SHORT EXERCISE |
Copy every record word for word.

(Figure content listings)
>> start
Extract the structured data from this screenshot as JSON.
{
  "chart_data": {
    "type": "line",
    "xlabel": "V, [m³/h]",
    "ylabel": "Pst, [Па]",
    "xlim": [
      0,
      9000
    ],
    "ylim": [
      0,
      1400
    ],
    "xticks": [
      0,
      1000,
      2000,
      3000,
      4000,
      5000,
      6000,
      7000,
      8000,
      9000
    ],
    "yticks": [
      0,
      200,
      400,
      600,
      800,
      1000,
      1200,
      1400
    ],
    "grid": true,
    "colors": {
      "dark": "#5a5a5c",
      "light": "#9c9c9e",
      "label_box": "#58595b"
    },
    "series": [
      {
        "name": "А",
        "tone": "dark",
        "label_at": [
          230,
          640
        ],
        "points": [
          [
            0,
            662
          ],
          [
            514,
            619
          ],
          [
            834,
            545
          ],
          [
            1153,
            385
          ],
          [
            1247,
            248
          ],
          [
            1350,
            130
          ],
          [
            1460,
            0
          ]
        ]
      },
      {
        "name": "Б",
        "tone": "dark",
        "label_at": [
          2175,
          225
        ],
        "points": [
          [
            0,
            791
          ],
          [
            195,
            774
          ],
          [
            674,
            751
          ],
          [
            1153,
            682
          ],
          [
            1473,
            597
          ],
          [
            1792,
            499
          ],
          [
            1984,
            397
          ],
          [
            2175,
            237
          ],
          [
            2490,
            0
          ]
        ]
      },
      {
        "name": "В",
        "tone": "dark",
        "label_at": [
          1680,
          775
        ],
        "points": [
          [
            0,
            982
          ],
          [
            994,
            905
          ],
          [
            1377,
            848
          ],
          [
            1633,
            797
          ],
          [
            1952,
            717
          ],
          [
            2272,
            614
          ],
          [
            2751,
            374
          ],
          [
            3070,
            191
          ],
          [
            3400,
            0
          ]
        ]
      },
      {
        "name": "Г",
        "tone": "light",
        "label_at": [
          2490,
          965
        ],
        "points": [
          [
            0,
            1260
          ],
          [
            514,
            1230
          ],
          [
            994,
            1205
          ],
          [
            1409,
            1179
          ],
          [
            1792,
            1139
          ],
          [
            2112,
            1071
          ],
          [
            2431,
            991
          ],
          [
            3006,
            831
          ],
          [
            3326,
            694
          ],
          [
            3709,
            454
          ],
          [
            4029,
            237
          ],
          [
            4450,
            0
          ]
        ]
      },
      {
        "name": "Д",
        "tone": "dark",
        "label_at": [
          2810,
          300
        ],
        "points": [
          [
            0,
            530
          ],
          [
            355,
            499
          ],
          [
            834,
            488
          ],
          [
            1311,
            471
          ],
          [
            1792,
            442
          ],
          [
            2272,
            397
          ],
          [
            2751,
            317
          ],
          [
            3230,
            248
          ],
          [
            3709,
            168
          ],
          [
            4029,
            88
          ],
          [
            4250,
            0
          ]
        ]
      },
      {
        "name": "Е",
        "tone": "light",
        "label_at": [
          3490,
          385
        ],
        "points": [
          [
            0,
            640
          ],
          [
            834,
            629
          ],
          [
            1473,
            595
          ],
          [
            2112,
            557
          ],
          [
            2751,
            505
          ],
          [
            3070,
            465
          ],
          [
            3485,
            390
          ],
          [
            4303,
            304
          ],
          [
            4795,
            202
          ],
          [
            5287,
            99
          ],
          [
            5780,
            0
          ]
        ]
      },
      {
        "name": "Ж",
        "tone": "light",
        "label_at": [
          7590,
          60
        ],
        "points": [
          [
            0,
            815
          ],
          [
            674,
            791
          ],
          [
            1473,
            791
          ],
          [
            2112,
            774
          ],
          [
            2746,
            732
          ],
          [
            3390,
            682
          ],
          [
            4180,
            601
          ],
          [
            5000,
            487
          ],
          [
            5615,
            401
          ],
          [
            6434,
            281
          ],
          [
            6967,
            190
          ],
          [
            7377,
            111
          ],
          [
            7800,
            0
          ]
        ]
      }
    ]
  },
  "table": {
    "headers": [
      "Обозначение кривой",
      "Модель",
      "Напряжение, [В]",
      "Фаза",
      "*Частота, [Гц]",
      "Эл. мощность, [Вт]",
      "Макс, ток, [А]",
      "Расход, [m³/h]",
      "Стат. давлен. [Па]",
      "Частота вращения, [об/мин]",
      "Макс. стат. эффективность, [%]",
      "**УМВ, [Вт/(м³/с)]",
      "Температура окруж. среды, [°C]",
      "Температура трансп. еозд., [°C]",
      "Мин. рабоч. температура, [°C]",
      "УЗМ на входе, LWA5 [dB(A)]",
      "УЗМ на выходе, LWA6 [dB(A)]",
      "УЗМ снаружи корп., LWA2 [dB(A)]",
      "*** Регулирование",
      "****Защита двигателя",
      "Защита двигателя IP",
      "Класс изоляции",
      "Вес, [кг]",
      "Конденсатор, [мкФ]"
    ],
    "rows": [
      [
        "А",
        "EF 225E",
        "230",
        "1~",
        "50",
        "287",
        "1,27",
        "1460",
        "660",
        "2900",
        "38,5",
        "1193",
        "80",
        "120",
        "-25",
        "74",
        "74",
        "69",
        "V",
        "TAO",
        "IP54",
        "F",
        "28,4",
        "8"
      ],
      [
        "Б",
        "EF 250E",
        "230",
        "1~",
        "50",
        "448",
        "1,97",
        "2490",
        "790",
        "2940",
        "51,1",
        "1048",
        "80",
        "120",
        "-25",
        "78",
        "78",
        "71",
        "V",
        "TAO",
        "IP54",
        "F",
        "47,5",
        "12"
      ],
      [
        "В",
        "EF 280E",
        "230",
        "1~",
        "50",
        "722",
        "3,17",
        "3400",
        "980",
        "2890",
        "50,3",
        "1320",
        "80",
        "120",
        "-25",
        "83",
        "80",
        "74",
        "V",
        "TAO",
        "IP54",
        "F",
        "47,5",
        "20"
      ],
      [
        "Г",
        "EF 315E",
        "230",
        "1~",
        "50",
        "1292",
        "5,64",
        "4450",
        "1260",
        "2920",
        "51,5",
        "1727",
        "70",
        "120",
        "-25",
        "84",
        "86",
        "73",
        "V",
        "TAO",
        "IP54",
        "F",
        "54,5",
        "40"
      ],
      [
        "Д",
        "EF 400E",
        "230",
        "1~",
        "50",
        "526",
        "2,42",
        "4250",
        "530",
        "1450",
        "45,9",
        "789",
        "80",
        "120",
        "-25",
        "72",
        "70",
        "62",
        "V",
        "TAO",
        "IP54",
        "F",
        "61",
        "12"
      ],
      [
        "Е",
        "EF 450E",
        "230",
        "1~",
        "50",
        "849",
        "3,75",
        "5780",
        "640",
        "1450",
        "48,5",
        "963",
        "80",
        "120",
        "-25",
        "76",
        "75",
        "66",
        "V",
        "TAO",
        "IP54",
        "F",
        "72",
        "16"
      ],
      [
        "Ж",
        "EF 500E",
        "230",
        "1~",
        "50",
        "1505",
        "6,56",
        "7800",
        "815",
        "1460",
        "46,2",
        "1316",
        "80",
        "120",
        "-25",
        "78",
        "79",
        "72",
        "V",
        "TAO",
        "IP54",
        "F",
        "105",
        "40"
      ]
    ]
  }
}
>> end
FULL OUTPUT |
Extract the structured data from this screenshot as JSON.
{
  "chart_data": {
    "type": "line",
    "xlabel": "V, [m³/h]",
    "ylabel": "Pst, [Па]",
    "xlim": [
      0,
      9000
    ],
    "ylim": [
      0,
      1400
    ],
    "xticks": [
      0,
      1000,
      2000,
      3000,
      4000,
      5000,
      6000,
      7000,
      8000,
      9000
    ],
    "yticks": [
      0,
      200,
      400,
      600,
      800,
      1000,
      1200,
      1400
    ],
    "grid": true,
    "colors": {
      "dark": "#5a5a5c",
      "light": "#9c9c9e",
      "label_box": "#58595b"
    },
    "series": [
      {
        "name": "А",
        "tone": "dark",
        "label_at": [
          230,
          640
        ],
        "points": [
          [
            0,
            662
          ],
          [
            514,
            619
          ],
          [
            834,
            545
          ],
          [
            1153,
            385
          ],
          [
            1247,
            248
          ],
          [
            1350,
            130
          ],
          [
            1460,
            0
          ]
        ]
      },
      {
        "name": "Б",
        "tone": "dark",
        "label_at": [
          2175,
          225
        ],
        "points": [
          [
            0,
            791
          ],
          [
            195,
            774
          ],
          [
            674,
            751
          ],
          [
            1153,
            682
          ],
          [
            1473,
            597
          ],
          [
            1792,
            499
          ],
          [
            1984,
            397
          ],
          [
            2175,
            237
          ],
          [
            2490,
            0
          ]
        ]
      },
      {
        "name": "В",
        "tone": "dark",
        "label_at": [
          1680,
          775
        ],
        "points": [
          [
            0,
            982
          ],
          [
            994,
            905
          ],
          [
            1377,
            848
          ],
          [
            1633,
            797
          ],
          [
            1952,
            717
          ],
          [
            2272,
            614
          ],
          [
            2751,
            374
          ],
          [
            3070,
            191
          ],
          [
            3400,
            0
          ]
        ]
      },
      {
        "name": "Г",
        "tone": "light",
        "label_at": [
          2490,
          965
        ],
        "points": [
          [
            0,
            1260
          ],
          [
            514,
            1230
          ],
          [
            994,
            1205
          ],
          [
            1409,
            1179
          ],
          [
            1792,
            1139
          ],
          [
            2112,
            1071
          ],
          [
            2431,
            991
          ],
          [
            3006,
            831
          ],
          [
            3326,
            694
          ],
          [
            3709,
            454
          ],
          [
            4029,
            237
          ],
          [
            4450,
            0
          ]
        ]
      },
      {
        "name": "Д",
        "tone": "dark",
        "label_at": [
          2810,
          300
        ],
        "points": [
          [
            0,
            530
          ],
          [
            355,
            499
          ],
          [
            834,
            488
          ],
          [
            1311,
            471
          ],
          [
            1792,
            442
          ],
          [
            2272,
            397
          ],
          [
            2751,
            317
          ],
          [
            3230,
            248
          ],
          [
            3709,
            168
          ],
          [
            4029,
            88
          ],
          [
            4250,
            0
          ]
        ]
      },
      {
        "name": "Е",
        "tone": "light",
        "label_at": [
          3490,
          385
        ],
        "points": [
          [
            0,
            640
          ],
          [
            834,
            629
          ],
          [
            1473,
            595
          ],
          [
            2112,
            557
          ],
          [
            2751,
            505
          ],
          [
            3070,
            465
          ],
          [
            3485,
            390
          ],
          [
            4303,
            304
          ],
          [
            4795,
            202
          ],
          [
            5287,
            99
          ],
          [
            5780,
            0
          ]
        ]
      },
      {
        "name": "Ж",
        "tone": "light",
        "label_at": [
          7590,
          60
        ],
        "points": [
          [
            0,
            815
          ],
          [
            674,
            791
          ],
          [
            1473,
            791
          ],
          [
            2112,
            774
          ],
          [
            2746,
            732
          ],
          [
            3390,
            682
          ],
          [
            4180,
            601
          ],
          [
            5000,
            487
          ],
          [
            5615,
            401
          ],
          [
            6434,
            281
          ],
          [
            6967,
            190
          ],
          [
            7377,
            111
          ],
          [
            7800,
            0
          ]
        ]
      }
    ]
  },
  "table": {
    "headers": [
      "Обозначение кривой",
      "Модель",
      "Напряжение, [В]",
      "Фаза",
      "*Частота, [Гц]",
      "Эл. мощность, [Вт]",
      "Макс, ток, [А]",
      "Расход, [m³/h]",
      "Стат. давлен. [Па]",
      "Частота вращения, [об/мин]",
      "Макс. стат. эффективность, [%]",
      "**УМВ, [Вт/(м³/с)]",
      "Температура окруж. среды, [°C]",
      "Температура трансп. еозд., [°C]",
      "Мин. рабоч. температура, [°C]",
      "УЗМ на входе, LWA5 [dB(A)]",
      "УЗМ на выходе, LWA6 [dB(A)]",
      "УЗМ снаружи корп., LWA2 [dB(A)]",
      "*** Регулирование",
      "****Защита двигателя",
      "Защита двигателя IP",
      "Класс изоляции",
      "Вес, [кг]",
      "Конденсатор, [мкФ]"
    ],
    "rows": [
      [
        "А",
        "EF 225E",
        "230",
        "1~",
        "50",
        "287",
        "1,27",
        "1460",
        "660",
        "2900",
        "38,5",
        "1193",
        "80",
        "120",
        "-25",
        "74",
        "74",
        "69",
        "V",
        "TAO",
        "IP54",
        "F",
        "28,4",
        "8"
      ],
      [
        "Б",
        "EF 250E",
        "230",
        "1~",
        "50",
        "448",
        "1,97",
        "2490",
        "790",
        "2940",
        "51,1",
        "1048",
        "80",
        "120",
        "-25",
        "78",
        "78",
        "71",
        "V",
        "TAO",
        "IP54",
        "F",
        "47,5",
        "12"
      ],
      [
        "В",
        "EF 280E",
        "230",
        "1~",
        "50",
        "722",
        "3,17",
        "3400",
        "980",
        "2890",
        "50,3",
        "1320",
        "80",
        "120",
        "-25",
        "83",
        "80",
        "74",
        "V",
        "TAO",
        "IP54",
        "F",
        "47,5",
        "20"
      ],
      [
        "Г",
        "EF 315E",
        "230",
        "1~",
        "50",
        "1292",
        "5,64",
        "4450",
        "1260",
        "2920",
        "51,5",
        "1727",
        "70",
        "120",
        "-25",
        "84",
        "86",
        "73",
        "V",
        "TAO",
        "IP54",
        "F",
        "54,5",
        "40"
      ],
      [
        "Д",
        "EF 400E",
        "230",
        "1~",
        "50",
        "526",
        "2,42",
        "4250",
        "530",
        "1450",
        "45,9",
        "789",
        "80",
        "120",
        "-25",
        "72",
        "70",
        "62",
        "V",
        "TAO",
        "IP54",
        "F",
        "61",
        "12"
      ],
      [
        "Е",
        "EF 450E",
        "230",
        "1~",
        "50",
        "849",
        "3,75",
        "5780",
        "640",
        "1450",
        "48,5",
        "963",
        "80",
        "120",
        "-25",
        "76",
        "75",
        "66",
        "V",
        "TAO",
        "IP54",
        "F",
        "72",
        "16"
      ],
      [
        "Ж",
        "EF 500E",
        "230",
        "1~",
        "50",
        "1505",
        "6,56",
        "7800",
        "815",
        "1460",
        "46,2",
        "1316",
        "80",
        "120",
        "-25",
        "78",
        "79",
        "72",
        "V",
        "TAO",
        "IP54",
        "F",
        "105",
        "40"
      ]
    ]
  }
}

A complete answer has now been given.